Look for the string "Insert" and copy every line that has it.

>> START RECORDED DATA

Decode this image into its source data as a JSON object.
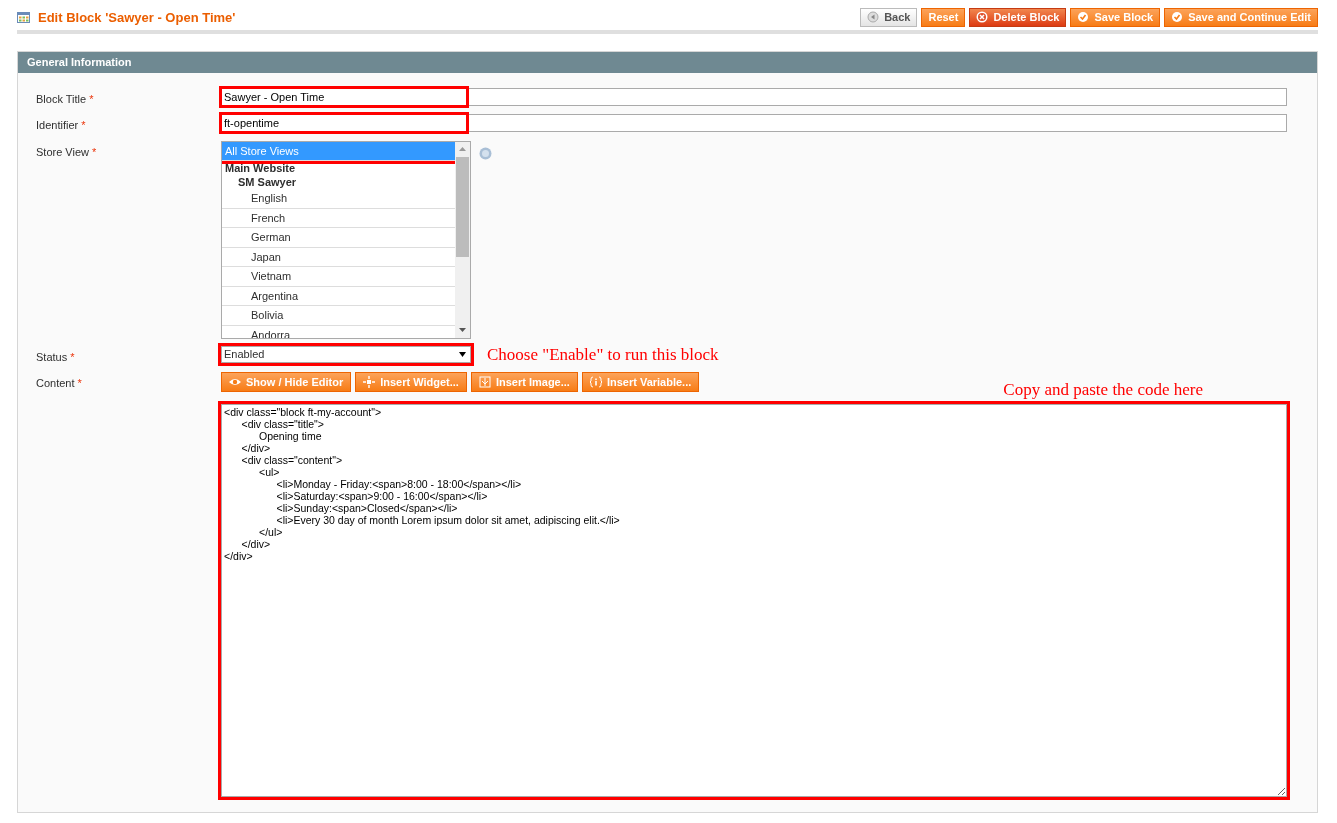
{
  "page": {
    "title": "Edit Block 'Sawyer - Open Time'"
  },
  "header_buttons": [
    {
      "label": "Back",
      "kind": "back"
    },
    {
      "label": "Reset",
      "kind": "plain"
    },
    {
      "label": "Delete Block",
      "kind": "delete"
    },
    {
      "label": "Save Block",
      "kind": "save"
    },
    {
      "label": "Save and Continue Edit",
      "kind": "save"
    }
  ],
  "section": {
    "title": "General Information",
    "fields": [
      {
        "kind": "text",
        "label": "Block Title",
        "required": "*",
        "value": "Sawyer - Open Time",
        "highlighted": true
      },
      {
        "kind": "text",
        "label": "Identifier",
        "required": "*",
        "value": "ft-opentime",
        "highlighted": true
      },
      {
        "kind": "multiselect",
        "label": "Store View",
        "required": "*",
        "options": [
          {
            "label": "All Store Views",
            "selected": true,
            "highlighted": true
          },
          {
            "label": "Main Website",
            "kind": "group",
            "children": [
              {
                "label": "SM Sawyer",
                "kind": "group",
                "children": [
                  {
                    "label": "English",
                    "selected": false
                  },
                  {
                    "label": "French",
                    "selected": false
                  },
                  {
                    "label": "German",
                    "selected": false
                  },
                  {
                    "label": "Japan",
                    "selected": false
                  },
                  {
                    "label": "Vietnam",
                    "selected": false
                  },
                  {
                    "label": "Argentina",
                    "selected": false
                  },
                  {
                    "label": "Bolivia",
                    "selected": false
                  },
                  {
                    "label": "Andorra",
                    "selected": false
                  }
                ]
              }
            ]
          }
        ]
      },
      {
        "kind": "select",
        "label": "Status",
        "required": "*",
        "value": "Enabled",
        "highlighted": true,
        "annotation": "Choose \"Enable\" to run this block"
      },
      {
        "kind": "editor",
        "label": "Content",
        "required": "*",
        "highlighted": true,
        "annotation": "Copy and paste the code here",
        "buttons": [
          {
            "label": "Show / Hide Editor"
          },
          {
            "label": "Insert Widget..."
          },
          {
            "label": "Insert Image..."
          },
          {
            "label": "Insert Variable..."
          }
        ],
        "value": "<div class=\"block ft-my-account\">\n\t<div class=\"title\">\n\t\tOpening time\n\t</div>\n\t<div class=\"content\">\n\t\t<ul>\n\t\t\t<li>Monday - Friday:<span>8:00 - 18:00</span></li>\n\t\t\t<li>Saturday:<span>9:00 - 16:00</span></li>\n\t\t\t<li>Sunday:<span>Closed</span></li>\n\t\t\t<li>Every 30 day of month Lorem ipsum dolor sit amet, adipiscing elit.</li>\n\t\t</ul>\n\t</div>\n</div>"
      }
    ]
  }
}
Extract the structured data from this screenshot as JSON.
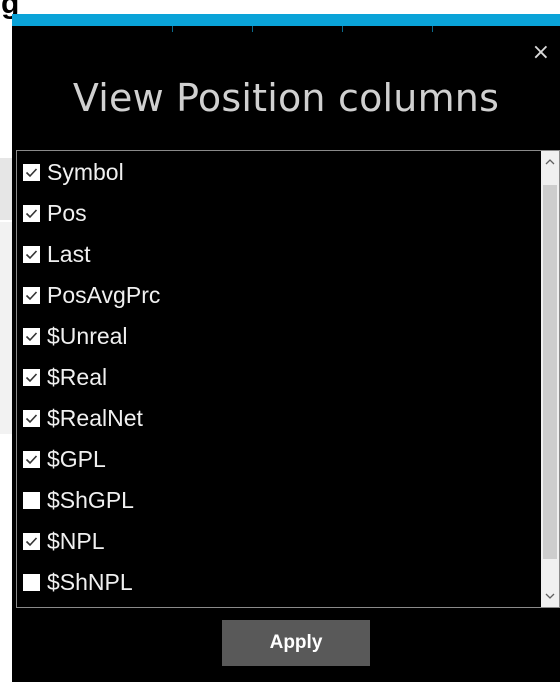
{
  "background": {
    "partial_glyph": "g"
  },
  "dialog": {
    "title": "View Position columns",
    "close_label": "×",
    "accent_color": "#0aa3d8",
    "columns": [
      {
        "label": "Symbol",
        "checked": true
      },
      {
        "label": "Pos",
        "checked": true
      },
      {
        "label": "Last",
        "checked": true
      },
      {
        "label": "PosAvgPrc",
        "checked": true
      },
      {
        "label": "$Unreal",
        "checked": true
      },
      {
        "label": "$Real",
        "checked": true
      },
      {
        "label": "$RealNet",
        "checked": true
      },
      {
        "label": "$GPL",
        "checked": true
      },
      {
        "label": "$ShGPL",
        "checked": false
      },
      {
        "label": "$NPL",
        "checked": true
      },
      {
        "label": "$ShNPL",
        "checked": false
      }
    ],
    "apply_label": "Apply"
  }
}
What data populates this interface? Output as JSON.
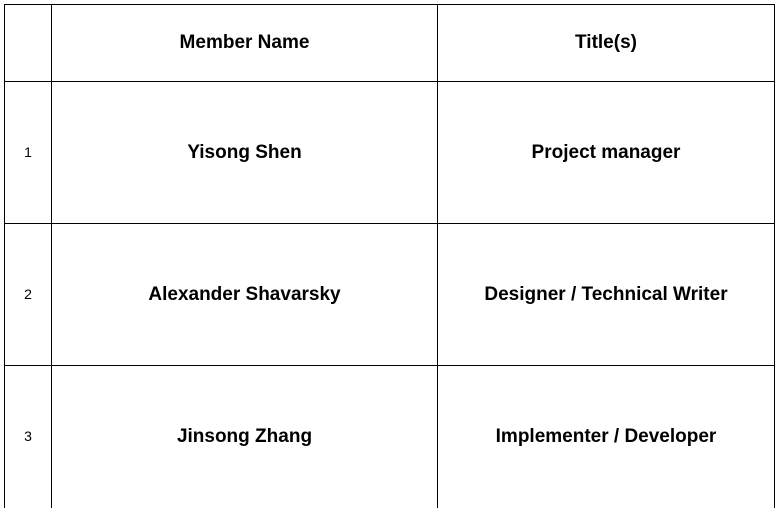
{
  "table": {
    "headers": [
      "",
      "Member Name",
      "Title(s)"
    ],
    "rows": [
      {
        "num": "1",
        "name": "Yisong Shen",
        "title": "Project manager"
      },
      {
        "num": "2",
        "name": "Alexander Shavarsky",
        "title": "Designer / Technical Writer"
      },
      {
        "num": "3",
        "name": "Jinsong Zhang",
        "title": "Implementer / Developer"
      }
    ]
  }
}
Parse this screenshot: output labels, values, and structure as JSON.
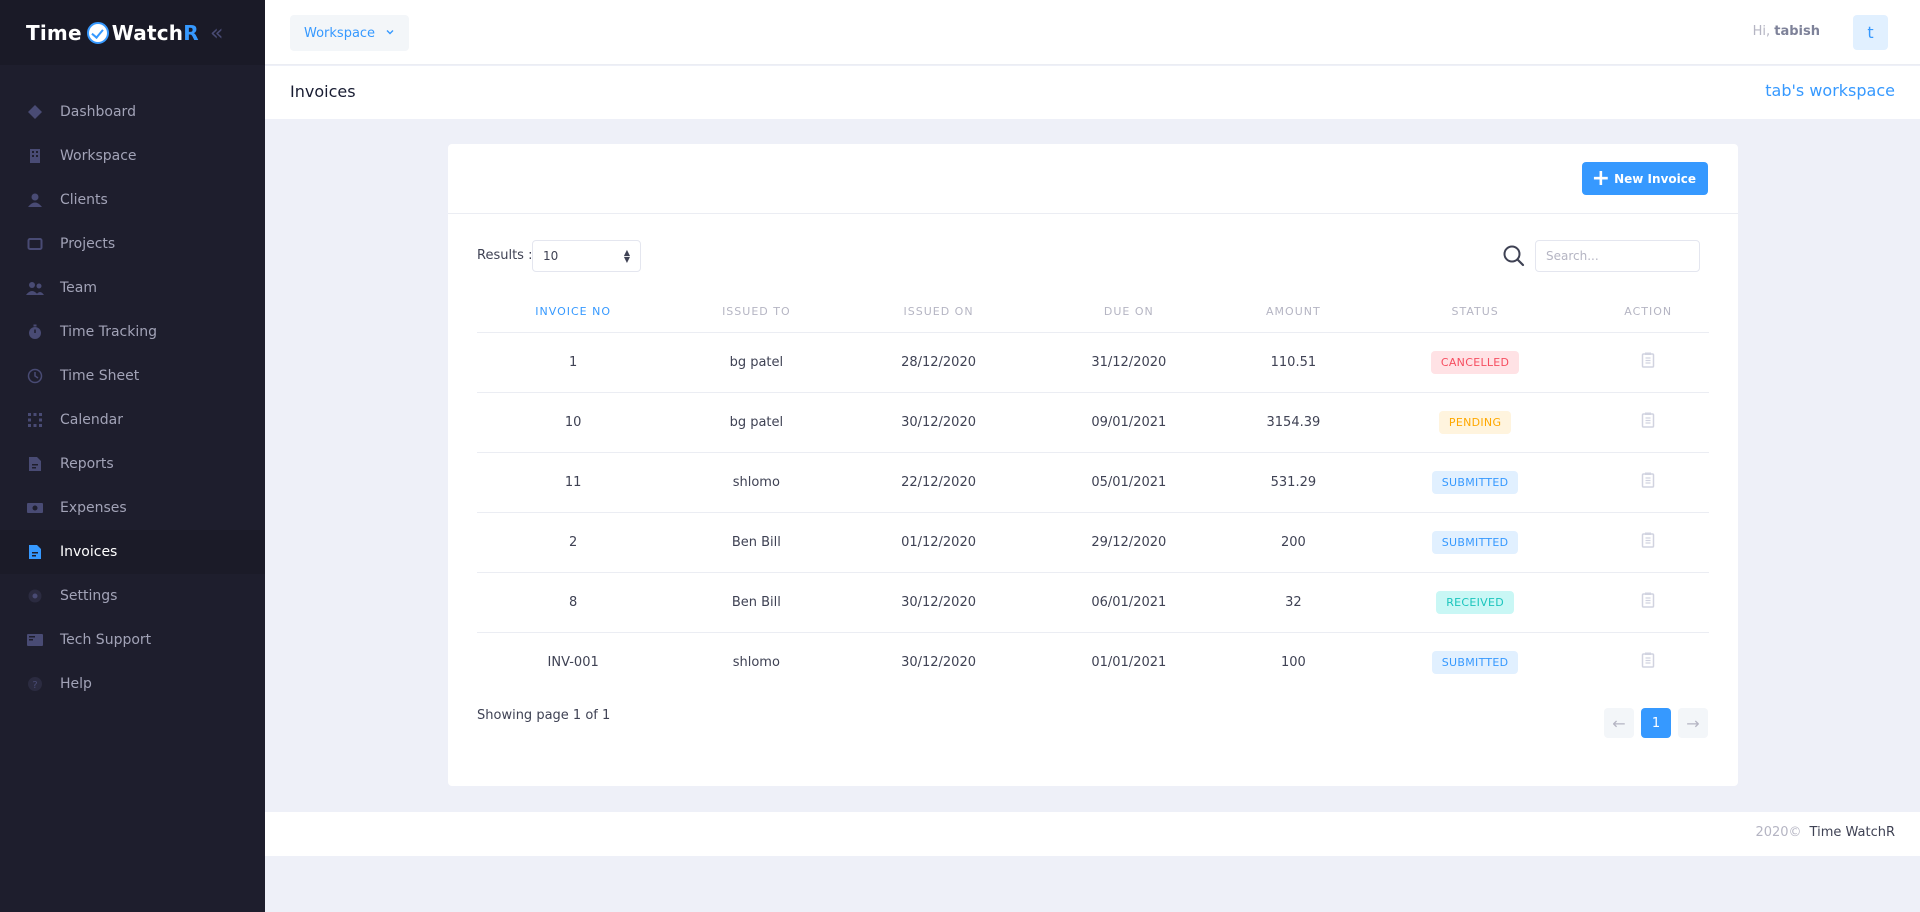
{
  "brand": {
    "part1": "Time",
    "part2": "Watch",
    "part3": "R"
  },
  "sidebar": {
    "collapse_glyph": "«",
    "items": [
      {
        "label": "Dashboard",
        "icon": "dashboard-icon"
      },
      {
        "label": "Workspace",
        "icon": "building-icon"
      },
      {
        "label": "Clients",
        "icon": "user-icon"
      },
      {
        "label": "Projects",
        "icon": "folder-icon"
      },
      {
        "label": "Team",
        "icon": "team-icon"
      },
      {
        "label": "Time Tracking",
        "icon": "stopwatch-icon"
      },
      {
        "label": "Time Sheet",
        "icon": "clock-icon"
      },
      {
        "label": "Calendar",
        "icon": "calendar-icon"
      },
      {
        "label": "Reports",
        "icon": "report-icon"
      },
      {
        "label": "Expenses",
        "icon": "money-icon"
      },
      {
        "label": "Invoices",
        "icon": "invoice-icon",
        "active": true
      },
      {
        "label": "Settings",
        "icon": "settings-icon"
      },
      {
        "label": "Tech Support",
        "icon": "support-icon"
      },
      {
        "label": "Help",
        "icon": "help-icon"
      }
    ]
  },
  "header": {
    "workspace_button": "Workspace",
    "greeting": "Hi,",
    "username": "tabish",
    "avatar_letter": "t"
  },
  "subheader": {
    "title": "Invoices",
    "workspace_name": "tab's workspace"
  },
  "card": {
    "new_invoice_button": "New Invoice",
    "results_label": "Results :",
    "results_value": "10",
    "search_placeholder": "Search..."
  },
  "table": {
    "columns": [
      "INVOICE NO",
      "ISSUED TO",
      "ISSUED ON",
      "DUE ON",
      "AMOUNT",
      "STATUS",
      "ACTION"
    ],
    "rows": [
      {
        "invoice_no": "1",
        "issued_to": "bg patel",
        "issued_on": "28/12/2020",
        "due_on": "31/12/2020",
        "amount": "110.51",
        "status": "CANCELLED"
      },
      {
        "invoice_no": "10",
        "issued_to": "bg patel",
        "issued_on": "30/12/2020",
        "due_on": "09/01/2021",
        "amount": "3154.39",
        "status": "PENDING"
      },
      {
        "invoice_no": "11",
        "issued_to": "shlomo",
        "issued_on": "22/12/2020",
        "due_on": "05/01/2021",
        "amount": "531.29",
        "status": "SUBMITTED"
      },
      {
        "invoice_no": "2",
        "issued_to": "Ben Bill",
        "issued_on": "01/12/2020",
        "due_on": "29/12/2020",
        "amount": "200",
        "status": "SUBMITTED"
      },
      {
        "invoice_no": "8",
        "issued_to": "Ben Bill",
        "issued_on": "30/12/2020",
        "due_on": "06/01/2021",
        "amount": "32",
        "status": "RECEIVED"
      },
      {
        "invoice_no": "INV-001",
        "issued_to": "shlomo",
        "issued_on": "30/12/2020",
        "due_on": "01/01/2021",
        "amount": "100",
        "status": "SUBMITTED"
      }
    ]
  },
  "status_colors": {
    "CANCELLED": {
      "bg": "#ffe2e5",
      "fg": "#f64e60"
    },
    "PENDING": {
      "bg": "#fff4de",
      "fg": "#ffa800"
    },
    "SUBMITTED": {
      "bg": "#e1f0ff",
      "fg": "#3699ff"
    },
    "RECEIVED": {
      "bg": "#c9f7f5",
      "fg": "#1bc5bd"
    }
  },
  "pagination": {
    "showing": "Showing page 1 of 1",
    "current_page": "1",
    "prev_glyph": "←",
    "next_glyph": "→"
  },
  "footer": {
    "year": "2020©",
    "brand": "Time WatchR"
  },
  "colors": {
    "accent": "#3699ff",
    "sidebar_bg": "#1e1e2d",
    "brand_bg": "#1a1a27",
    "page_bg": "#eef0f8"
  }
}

>> END RECORDED DATA

RESULT OF THE EXERCISE:
            "label": "Insert Widget..."
            "label": "Insert Image..."
            "label": "Insert Variable..."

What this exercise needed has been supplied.